— Material to process —
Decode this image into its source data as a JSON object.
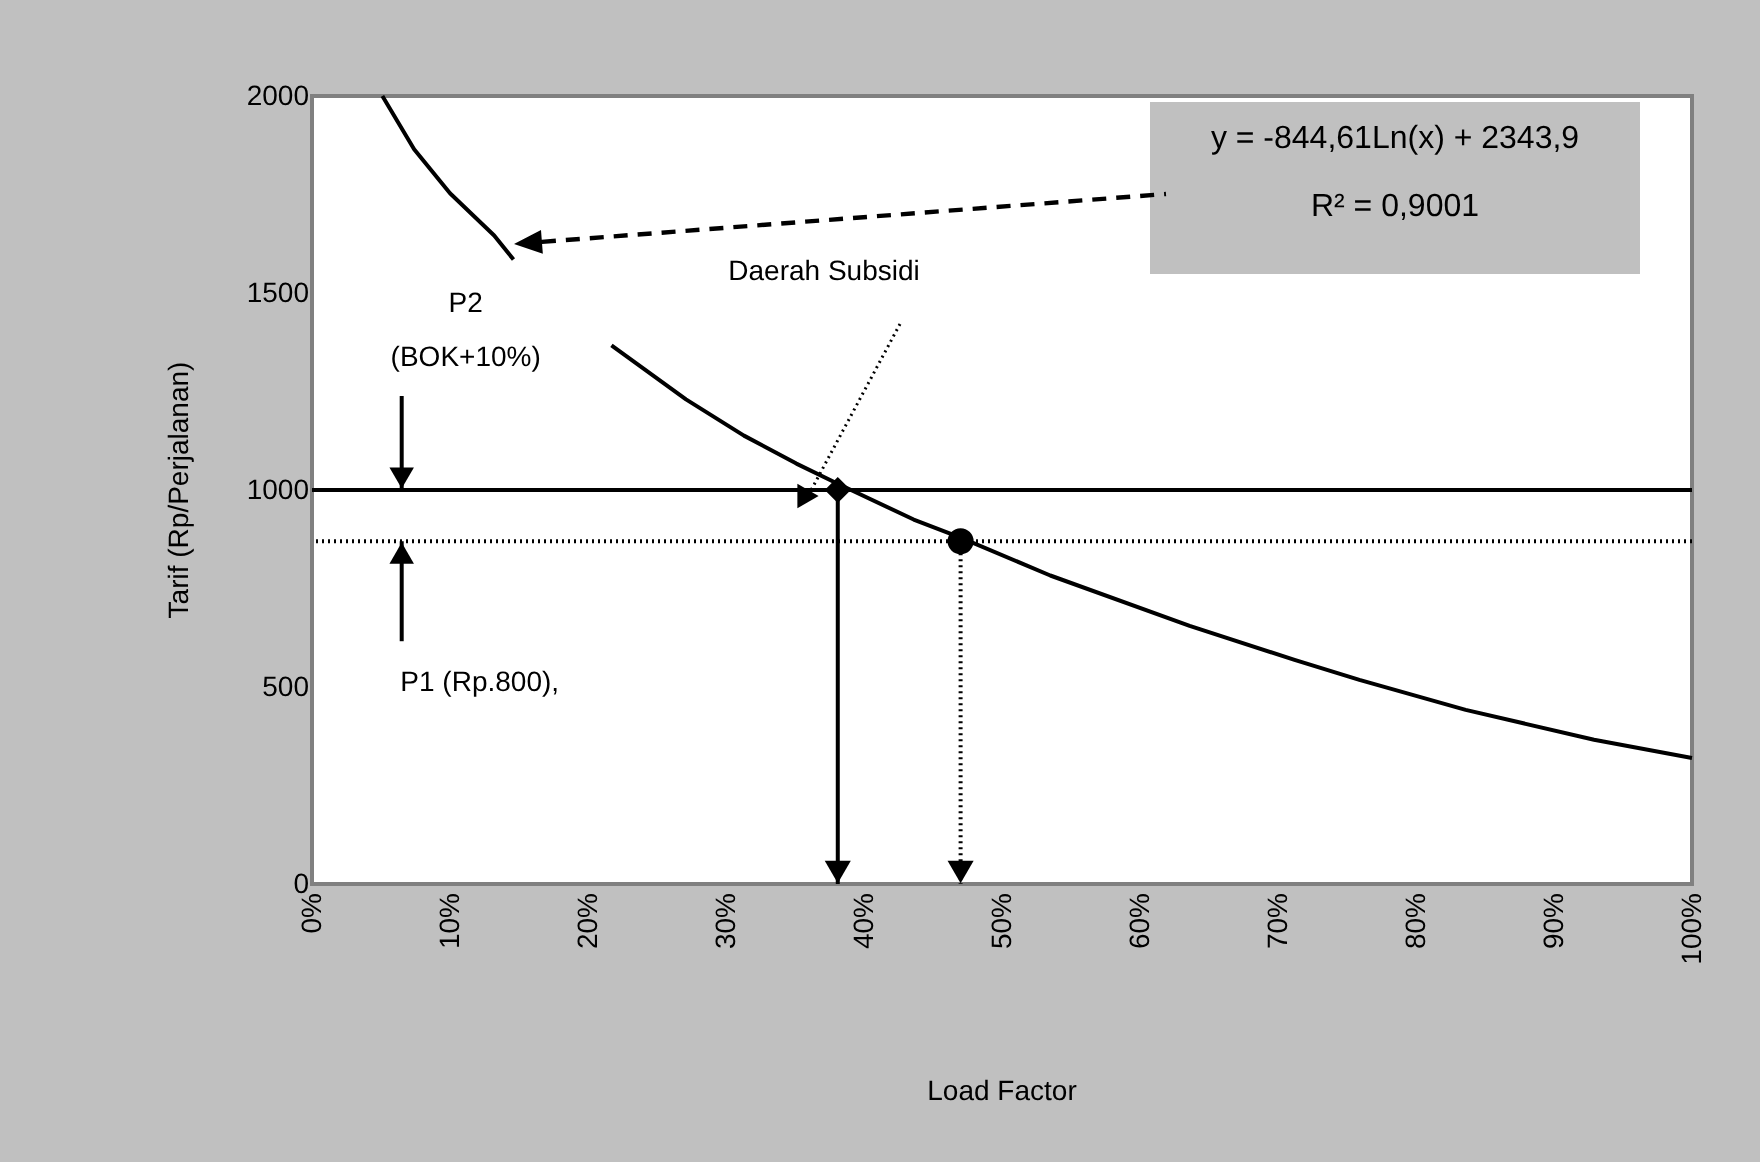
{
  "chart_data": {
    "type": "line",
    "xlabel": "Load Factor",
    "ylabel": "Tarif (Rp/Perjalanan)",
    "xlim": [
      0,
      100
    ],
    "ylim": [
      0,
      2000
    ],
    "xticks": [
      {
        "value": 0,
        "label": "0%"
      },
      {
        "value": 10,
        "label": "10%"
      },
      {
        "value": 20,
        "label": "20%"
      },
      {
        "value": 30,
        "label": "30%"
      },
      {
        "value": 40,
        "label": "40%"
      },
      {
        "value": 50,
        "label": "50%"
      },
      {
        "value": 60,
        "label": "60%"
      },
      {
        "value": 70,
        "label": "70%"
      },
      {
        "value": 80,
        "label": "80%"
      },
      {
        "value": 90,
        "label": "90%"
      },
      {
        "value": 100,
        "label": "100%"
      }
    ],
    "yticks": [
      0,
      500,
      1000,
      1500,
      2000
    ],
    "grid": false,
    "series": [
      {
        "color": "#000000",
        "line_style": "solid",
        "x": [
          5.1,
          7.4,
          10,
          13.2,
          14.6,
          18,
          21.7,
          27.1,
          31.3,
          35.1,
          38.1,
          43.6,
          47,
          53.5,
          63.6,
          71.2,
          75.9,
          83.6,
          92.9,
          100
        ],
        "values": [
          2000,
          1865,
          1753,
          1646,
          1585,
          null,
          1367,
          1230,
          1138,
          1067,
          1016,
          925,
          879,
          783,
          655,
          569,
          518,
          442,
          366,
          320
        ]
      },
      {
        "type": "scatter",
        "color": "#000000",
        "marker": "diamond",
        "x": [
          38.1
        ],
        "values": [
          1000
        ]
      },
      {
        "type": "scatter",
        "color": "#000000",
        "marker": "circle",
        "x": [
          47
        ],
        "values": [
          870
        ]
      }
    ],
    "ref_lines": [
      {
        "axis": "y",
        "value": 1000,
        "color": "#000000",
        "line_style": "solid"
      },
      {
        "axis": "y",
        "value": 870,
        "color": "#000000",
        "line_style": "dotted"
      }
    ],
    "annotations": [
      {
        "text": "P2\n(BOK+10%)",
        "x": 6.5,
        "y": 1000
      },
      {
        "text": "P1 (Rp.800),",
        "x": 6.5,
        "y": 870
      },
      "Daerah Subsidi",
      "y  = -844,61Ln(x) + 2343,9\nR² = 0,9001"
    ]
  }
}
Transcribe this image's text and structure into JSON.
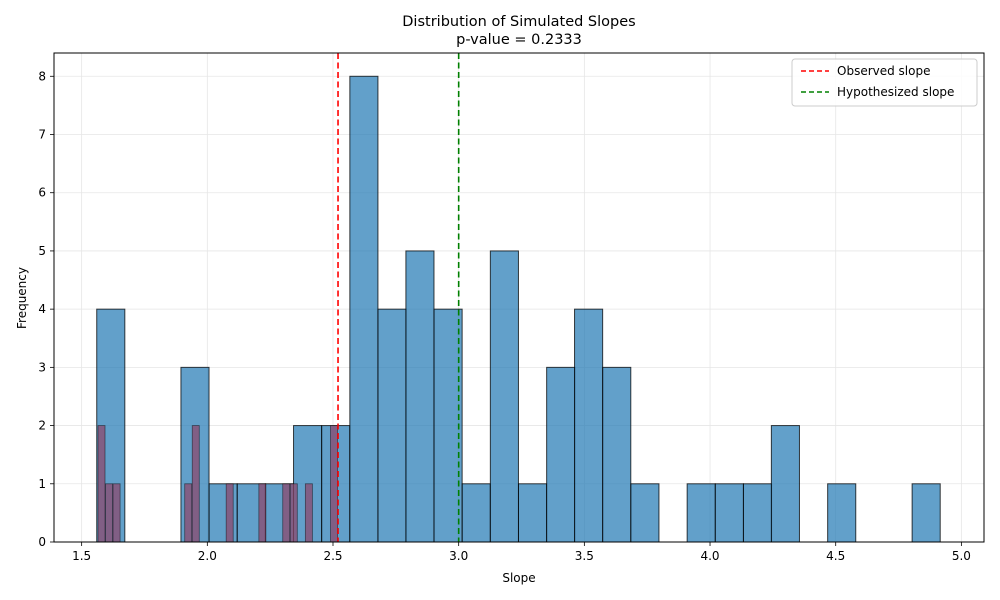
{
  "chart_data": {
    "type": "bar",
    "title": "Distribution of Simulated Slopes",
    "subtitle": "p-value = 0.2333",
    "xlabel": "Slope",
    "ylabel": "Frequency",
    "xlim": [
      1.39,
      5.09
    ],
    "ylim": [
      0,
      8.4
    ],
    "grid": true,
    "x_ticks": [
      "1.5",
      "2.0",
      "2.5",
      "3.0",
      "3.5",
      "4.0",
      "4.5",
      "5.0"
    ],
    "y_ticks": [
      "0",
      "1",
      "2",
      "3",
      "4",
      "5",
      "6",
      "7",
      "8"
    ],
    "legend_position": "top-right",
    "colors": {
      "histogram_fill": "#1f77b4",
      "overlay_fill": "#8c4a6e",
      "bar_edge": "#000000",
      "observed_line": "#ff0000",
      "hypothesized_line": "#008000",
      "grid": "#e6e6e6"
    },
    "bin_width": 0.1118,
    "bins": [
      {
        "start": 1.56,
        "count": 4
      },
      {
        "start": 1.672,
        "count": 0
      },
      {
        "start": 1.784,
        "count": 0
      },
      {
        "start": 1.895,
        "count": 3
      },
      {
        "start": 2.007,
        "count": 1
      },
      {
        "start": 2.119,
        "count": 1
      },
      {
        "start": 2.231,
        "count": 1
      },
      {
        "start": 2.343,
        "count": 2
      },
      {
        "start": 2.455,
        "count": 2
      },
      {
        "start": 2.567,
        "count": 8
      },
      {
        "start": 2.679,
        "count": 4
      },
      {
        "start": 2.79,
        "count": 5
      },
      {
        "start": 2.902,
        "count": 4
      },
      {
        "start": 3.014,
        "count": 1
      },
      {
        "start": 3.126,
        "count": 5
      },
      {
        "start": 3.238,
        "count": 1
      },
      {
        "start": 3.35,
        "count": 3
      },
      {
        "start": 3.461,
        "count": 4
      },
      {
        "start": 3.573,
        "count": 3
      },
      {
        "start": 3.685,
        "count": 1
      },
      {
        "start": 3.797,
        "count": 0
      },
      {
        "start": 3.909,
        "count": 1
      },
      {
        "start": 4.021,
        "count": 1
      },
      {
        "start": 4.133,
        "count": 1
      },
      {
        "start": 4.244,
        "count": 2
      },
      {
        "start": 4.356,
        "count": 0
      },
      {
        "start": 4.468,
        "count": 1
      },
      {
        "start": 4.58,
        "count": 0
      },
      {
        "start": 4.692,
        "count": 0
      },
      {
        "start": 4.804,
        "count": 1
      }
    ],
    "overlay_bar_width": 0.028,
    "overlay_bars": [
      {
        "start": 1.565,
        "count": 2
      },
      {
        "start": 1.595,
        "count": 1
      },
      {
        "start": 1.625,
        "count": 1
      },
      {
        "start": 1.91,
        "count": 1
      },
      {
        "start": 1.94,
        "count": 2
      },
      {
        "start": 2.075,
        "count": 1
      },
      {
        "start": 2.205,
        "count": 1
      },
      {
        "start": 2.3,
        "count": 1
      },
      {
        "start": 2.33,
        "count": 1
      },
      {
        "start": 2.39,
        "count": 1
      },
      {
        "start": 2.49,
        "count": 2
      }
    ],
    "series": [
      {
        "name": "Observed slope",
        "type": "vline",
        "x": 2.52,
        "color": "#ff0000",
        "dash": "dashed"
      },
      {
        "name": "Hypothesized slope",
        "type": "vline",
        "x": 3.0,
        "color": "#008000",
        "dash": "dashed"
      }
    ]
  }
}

— What the task requires —
Ignore the images and quote every line of the listing exactly.

— Response —
Decode this image into its source data as a JSON object.
{
  "chart_data": {
    "type": "line",
    "xlabel": "Load Factor",
    "ylabel": "Tarif (Rp/Perjalanan)",
    "xlim": [
      0,
      100
    ],
    "ylim": [
      0,
      2000
    ],
    "xticks": [
      {
        "value": 0,
        "label": "0%"
      },
      {
        "value": 10,
        "label": "10%"
      },
      {
        "value": 20,
        "label": "20%"
      },
      {
        "value": 30,
        "label": "30%"
      },
      {
        "value": 40,
        "label": "40%"
      },
      {
        "value": 50,
        "label": "50%"
      },
      {
        "value": 60,
        "label": "60%"
      },
      {
        "value": 70,
        "label": "70%"
      },
      {
        "value": 80,
        "label": "80%"
      },
      {
        "value": 90,
        "label": "90%"
      },
      {
        "value": 100,
        "label": "100%"
      }
    ],
    "yticks": [
      0,
      500,
      1000,
      1500,
      2000
    ],
    "grid": false,
    "series": [
      {
        "color": "#000000",
        "line_style": "solid",
        "x": [
          5.1,
          7.4,
          10,
          13.2,
          14.6,
          18,
          21.7,
          27.1,
          31.3,
          35.1,
          38.1,
          43.6,
          47,
          53.5,
          63.6,
          71.2,
          75.9,
          83.6,
          92.9,
          100
        ],
        "values": [
          2000,
          1865,
          1753,
          1646,
          1585,
          null,
          1367,
          1230,
          1138,
          1067,
          1016,
          925,
          879,
          783,
          655,
          569,
          518,
          442,
          366,
          320
        ]
      },
      {
        "type": "scatter",
        "color": "#000000",
        "marker": "diamond",
        "x": [
          38.1
        ],
        "values": [
          1000
        ]
      },
      {
        "type": "scatter",
        "color": "#000000",
        "marker": "circle",
        "x": [
          47
        ],
        "values": [
          870
        ]
      }
    ],
    "ref_lines": [
      {
        "axis": "y",
        "value": 1000,
        "color": "#000000",
        "line_style": "solid"
      },
      {
        "axis": "y",
        "value": 870,
        "color": "#000000",
        "line_style": "dotted"
      }
    ],
    "annotations": [
      {
        "text": "P2\n(BOK+10%)",
        "x": 6.5,
        "y": 1000
      },
      {
        "text": "P1 (Rp.800),",
        "x": 6.5,
        "y": 870
      },
      "Daerah Subsidi",
      "y  = -844,61Ln(x) + 2343,9\nR² = 0,9001"
    ]
  }
}
Transcribe this image's text and structure into JSON.
{
  "chart_data": {
    "type": "bar",
    "title": "Distribution of Simulated Slopes",
    "subtitle": "p-value = 0.2333",
    "xlabel": "Slope",
    "ylabel": "Frequency",
    "xlim": [
      1.39,
      5.09
    ],
    "ylim": [
      0,
      8.4
    ],
    "grid": true,
    "x_ticks": [
      "1.5",
      "2.0",
      "2.5",
      "3.0",
      "3.5",
      "4.0",
      "4.5",
      "5.0"
    ],
    "y_ticks": [
      "0",
      "1",
      "2",
      "3",
      "4",
      "5",
      "6",
      "7",
      "8"
    ],
    "legend_position": "top-right",
    "colors": {
      "histogram_fill": "#1f77b4",
      "overlay_fill": "#8c4a6e",
      "bar_edge": "#000000",
      "observed_line": "#ff0000",
      "hypothesized_line": "#008000",
      "grid": "#e6e6e6"
    },
    "bin_width": 0.1118,
    "bins": [
      {
        "start": 1.56,
        "count": 4
      },
      {
        "start": 1.672,
        "count": 0
      },
      {
        "start": 1.784,
        "count": 0
      },
      {
        "start": 1.895,
        "count": 3
      },
      {
        "start": 2.007,
        "count": 1
      },
      {
        "start": 2.119,
        "count": 1
      },
      {
        "start": 2.231,
        "count": 1
      },
      {
        "start": 2.343,
        "count": 2
      },
      {
        "start": 2.455,
        "count": 2
      },
      {
        "start": 2.567,
        "count": 8
      },
      {
        "start": 2.679,
        "count": 4
      },
      {
        "start": 2.79,
        "count": 5
      },
      {
        "start": 2.902,
        "count": 4
      },
      {
        "start": 3.014,
        "count": 1
      },
      {
        "start": 3.126,
        "count": 5
      },
      {
        "start": 3.238,
        "count": 1
      },
      {
        "start": 3.35,
        "count": 3
      },
      {
        "start": 3.461,
        "count": 4
      },
      {
        "start": 3.573,
        "count": 3
      },
      {
        "start": 3.685,
        "count": 1
      },
      {
        "start": 3.797,
        "count": 0
      },
      {
        "start": 3.909,
        "count": 1
      },
      {
        "start": 4.021,
        "count": 1
      },
      {
        "start": 4.133,
        "count": 1
      },
      {
        "start": 4.244,
        "count": 2
      },
      {
        "start": 4.356,
        "count": 0
      },
      {
        "start": 4.468,
        "count": 1
      },
      {
        "start": 4.58,
        "count": 0
      },
      {
        "start": 4.692,
        "count": 0
      },
      {
        "start": 4.804,
        "count": 1
      }
    ],
    "overlay_bar_width": 0.028,
    "overlay_bars": [
      {
        "start": 1.565,
        "count": 2
      },
      {
        "start": 1.595,
        "count": 1
      },
      {
        "start": 1.625,
        "count": 1
      },
      {
        "start": 1.91,
        "count": 1
      },
      {
        "start": 1.94,
        "count": 2
      },
      {
        "start": 2.075,
        "count": 1
      },
      {
        "start": 2.205,
        "count": 1
      },
      {
        "start": 2.3,
        "count": 1
      },
      {
        "start": 2.33,
        "count": 1
      },
      {
        "start": 2.39,
        "count": 1
      },
      {
        "start": 2.49,
        "count": 2
      }
    ],
    "series": [
      {
        "name": "Observed slope",
        "type": "vline",
        "x": 2.52,
        "color": "#ff0000",
        "dash": "dashed"
      },
      {
        "name": "Hypothesized slope",
        "type": "vline",
        "x": 3.0,
        "color": "#008000",
        "dash": "dashed"
      }
    ]
  }
}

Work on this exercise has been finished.